- [DIRECTIVE]: Output all lines exactly.

==*==

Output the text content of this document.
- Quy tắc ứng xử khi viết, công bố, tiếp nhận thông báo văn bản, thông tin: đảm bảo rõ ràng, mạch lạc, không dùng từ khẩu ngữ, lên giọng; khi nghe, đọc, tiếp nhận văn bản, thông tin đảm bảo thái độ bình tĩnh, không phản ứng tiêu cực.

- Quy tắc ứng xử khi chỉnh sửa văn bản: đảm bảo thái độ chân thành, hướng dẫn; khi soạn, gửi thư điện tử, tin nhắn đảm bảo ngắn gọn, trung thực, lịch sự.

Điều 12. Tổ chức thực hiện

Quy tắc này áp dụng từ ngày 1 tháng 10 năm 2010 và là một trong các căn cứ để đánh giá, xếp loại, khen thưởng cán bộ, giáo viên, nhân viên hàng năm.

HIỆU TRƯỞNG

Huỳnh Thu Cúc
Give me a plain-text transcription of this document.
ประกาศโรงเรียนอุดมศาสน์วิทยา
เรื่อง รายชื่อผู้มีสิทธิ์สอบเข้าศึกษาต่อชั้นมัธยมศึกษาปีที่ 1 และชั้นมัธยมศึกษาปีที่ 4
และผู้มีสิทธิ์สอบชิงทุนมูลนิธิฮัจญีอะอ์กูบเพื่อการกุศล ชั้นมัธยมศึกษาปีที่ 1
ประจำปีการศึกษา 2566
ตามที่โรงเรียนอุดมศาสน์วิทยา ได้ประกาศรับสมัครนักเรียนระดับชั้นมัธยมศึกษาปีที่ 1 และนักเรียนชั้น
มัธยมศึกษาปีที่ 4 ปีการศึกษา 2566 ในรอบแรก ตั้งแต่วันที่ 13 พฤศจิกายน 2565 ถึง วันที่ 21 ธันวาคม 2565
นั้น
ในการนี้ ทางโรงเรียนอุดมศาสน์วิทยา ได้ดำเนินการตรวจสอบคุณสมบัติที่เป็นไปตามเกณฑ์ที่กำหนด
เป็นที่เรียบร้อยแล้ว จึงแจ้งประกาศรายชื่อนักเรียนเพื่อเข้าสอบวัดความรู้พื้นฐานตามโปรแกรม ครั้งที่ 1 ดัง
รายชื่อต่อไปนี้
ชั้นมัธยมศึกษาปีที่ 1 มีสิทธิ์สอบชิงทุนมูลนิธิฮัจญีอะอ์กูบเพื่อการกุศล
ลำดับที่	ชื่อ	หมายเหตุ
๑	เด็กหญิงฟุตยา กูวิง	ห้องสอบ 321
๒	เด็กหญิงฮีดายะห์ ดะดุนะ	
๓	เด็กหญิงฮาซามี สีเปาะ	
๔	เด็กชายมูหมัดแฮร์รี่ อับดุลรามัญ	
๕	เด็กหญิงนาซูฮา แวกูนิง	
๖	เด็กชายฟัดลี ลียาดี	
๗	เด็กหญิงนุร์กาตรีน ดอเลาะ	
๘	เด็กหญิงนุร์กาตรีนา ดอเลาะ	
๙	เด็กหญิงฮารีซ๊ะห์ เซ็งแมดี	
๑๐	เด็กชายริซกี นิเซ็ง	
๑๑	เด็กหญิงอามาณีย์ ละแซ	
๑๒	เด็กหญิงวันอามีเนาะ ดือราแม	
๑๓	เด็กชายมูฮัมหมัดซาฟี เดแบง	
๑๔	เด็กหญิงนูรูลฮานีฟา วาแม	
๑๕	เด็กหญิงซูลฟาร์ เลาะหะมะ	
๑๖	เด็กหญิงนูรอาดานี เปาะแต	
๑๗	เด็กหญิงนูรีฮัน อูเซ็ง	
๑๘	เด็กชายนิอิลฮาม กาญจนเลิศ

==*==

- [EXERCISE RESPONSE]:
Output the text content of this document.
- Quy tắc ứng xử khi viết, công bố, tiếp nhận thông báo văn bản, thông tin: đảm bảo rõ ràng, mạch lạc, không dùng từ khẩu ngữ, lên giọng; khi nghe, đọc, tiếp nhận văn bản, thông tin đảm bảo thái độ bình tĩnh, không phản ứng tiêu cực.

- Quy tắc ứng xử khi chỉnh sửa văn bản: đảm bảo thái độ chân thành, hướng dẫn; khi soạn, gửi thư điện tử, tin nhắn đảm bảo ngắn gọn, trung thực, lịch sự.

Điều 12. Tổ chức thực hiện

Quy tắc này áp dụng từ ngày 1 tháng 10 năm 2010 và là một trong các căn cứ để đánh giá, xếp loại, khen thưởng cán bộ, giáo viên, nhân viên hàng năm.

HIỆU TRƯỞNG

Huỳnh Thu Cúc
Give me a plain-text transcription of this document.
ประกาศโรงเรียนอุดมศาสน์วิทยา
เรื่อง รายชื่อผู้มีสิทธิ์สอบเข้าศึกษาต่อชั้นมัธยมศึกษาปีที่ 1 และชั้นมัธยมศึกษาปีที่ 4
และผู้มีสิทธิ์สอบชิงทุนมูลนิธิฮัจญีอะอ์กูบเพื่อการกุศล ชั้นมัธยมศึกษาปีที่ 1
ประจำปีการศึกษา 2566
ตามที่โรงเรียนอุดมศาสน์วิทยา ได้ประกาศรับสมัครนักเรียนระดับชั้นมัธยมศึกษาปีที่ 1 และนักเรียนชั้น
มัธยมศึกษาปีที่ 4 ปีการศึกษา 2566 ในรอบแรก ตั้งแต่วันที่ 13 พฤศจิกายน 2565 ถึง วันที่ 21 ธันวาคม 2565
นั้น
ในการนี้ ทางโรงเรียนอุดมศาสน์วิทยา ได้ดำเนินการตรวจสอบคุณสมบัติที่เป็นไปตามเกณฑ์ที่กำหนด
เป็นที่เรียบร้อยแล้ว จึงแจ้งประกาศรายชื่อนักเรียนเพื่อเข้าสอบวัดความรู้พื้นฐานตามโปรแกรม ครั้งที่ 1 ดัง
รายชื่อต่อไปนี้
ชั้นมัธยมศึกษาปีที่ 1 มีสิทธิ์สอบชิงทุนมูลนิธิฮัจญีอะอ์กูบเพื่อการกุศล
ลำดับที่	ชื่อ	หมายเหตุ
๑	เด็กหญิงฟุตยา กูวิง	ห้องสอบ 321
๒	เด็กหญิงฮีดายะห์ ดะดุนะ	
๓	เด็กหญิงฮาซามี สีเปาะ	
๔	เด็กชายมูหมัดแฮร์รี่ อับดุลรามัญ	
๕	เด็กหญิงนาซูฮา แวกูนิง	
๖	เด็กชายฟัดลี ลียาดี	
๗	เด็กหญิงนุร์กาตรีน ดอเลาะ	
๘	เด็กหญิงนุร์กาตรีนา ดอเลาะ	
๙	เด็กหญิงฮารีซ๊ะห์ เซ็งแมดี	
๑๐	เด็กชายริซกี นิเซ็ง	
๑๑	เด็กหญิงอามาณีย์ ละแซ	
๑๒	เด็กหญิงวันอามีเนาะ ดือราแม	
๑๓	เด็กชายมูฮัมหมัดซาฟี เดแบง	
๑๔	เด็กหญิงนูรูลฮานีฟา วาแม	
๑๕	เด็กหญิงซูลฟาร์ เลาะหะมะ	
๑๖	เด็กหญิงนูรอาดานี เปาะแต	
๑๗	เด็กหญิงนูรีฮัน อูเซ็ง	
๑๘	เด็กชายนิอิลฮาม กาญจนเลิศ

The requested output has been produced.